**Work instructions**.
Bring together all lines of the material below that contain the string "title".

(Records that describe figures)
=-=-=
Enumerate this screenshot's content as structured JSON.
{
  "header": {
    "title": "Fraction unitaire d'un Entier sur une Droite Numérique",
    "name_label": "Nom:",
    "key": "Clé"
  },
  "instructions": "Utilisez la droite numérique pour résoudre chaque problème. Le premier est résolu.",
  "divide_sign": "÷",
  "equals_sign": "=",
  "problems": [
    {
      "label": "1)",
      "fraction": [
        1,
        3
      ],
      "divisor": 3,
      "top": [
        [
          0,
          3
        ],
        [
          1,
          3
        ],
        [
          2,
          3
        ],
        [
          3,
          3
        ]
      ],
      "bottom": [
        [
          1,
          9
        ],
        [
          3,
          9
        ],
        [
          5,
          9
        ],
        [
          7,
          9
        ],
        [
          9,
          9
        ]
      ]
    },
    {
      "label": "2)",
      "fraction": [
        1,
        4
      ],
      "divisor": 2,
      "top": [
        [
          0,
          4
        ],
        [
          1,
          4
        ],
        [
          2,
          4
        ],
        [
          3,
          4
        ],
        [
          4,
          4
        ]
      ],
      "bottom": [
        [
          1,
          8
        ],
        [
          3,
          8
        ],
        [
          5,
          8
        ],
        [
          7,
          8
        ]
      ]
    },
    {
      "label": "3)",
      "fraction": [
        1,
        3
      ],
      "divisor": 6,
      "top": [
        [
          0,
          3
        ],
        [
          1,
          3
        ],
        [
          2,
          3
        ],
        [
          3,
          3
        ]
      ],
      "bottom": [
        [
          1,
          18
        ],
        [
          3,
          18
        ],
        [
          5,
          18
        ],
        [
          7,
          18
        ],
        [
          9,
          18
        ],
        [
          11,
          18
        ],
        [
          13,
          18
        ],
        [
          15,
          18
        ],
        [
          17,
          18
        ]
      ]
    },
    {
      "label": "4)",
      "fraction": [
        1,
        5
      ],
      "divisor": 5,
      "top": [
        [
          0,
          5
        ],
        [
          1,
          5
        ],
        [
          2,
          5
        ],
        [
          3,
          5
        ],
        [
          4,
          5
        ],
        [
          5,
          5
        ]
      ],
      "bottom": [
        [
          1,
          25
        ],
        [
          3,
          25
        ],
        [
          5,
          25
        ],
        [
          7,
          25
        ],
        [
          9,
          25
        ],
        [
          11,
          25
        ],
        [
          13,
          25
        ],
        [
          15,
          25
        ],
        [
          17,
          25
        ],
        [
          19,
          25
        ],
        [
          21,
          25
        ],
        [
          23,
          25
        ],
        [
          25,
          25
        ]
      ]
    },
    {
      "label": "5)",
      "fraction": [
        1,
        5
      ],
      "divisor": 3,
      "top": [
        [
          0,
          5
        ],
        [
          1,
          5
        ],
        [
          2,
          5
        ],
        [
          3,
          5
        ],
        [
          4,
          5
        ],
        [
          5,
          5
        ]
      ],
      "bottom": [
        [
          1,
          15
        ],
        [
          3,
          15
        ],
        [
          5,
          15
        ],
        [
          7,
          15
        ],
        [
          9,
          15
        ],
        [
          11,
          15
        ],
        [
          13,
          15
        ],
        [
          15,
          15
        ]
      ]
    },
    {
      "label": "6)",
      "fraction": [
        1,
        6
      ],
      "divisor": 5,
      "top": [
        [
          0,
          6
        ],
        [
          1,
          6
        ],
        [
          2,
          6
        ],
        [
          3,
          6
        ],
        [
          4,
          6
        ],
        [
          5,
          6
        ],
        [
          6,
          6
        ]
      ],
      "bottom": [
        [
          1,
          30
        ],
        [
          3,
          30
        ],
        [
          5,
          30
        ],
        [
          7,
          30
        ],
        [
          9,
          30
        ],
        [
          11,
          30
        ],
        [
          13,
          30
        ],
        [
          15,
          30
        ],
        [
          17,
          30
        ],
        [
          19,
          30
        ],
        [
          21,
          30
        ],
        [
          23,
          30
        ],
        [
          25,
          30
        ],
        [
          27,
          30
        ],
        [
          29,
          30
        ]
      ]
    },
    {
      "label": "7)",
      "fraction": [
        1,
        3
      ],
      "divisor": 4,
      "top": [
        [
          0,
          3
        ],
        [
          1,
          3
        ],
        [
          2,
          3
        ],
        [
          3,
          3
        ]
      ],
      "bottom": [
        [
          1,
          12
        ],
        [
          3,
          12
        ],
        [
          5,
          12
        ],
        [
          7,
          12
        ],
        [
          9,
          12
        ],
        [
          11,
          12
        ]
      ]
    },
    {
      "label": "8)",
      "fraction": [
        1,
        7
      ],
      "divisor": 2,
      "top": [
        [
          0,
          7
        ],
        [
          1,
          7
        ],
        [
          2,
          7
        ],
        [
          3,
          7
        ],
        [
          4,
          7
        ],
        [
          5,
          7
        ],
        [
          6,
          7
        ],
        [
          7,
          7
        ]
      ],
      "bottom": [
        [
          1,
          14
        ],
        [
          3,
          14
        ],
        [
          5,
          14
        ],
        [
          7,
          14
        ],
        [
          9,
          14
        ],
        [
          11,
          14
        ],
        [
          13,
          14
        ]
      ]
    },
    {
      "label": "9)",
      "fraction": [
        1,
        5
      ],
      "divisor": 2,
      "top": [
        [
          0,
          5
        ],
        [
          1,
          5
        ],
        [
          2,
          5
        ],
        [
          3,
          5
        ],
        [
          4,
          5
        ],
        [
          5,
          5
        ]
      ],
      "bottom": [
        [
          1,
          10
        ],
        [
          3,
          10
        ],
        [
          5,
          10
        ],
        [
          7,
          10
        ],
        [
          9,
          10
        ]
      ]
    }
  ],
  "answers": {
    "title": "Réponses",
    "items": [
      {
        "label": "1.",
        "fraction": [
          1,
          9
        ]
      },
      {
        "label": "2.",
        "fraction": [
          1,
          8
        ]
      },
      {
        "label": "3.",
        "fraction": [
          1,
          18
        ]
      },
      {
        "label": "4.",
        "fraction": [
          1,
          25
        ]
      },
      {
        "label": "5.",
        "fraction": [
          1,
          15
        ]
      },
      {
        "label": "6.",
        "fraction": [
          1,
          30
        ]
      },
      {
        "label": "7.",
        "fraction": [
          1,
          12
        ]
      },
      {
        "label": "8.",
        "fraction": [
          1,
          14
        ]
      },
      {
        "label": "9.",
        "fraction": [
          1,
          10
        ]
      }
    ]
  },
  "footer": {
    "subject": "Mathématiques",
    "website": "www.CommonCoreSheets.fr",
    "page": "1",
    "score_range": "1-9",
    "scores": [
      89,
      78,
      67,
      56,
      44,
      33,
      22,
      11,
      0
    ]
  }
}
=-=-=
**Solution to this problem**.
    "title": "Fraction unitaire d'un Entier sur une Droite Numérique",
    "title": "Réponses",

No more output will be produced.